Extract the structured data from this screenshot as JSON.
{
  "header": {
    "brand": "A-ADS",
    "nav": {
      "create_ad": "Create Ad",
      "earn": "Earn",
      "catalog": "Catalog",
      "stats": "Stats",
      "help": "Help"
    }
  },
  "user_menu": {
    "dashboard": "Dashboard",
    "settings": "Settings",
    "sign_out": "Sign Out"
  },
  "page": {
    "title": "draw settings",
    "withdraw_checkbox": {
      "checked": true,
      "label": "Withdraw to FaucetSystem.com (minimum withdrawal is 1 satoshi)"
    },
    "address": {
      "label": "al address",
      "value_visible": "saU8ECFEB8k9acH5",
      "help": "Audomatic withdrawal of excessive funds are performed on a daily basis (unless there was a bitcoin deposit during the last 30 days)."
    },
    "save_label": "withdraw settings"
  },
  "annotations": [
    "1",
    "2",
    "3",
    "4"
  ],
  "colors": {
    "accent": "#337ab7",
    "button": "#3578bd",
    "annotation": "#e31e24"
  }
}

::::::::::

§ **What you need to do**
Copy each line above that contains the word "help".

§ **Response to the exercise**
      "help": "Help"
      "help": "Audomatic withdrawal of excessive funds are performed on a daily basis (unless there was a bitcoin deposit during the last 30 days)."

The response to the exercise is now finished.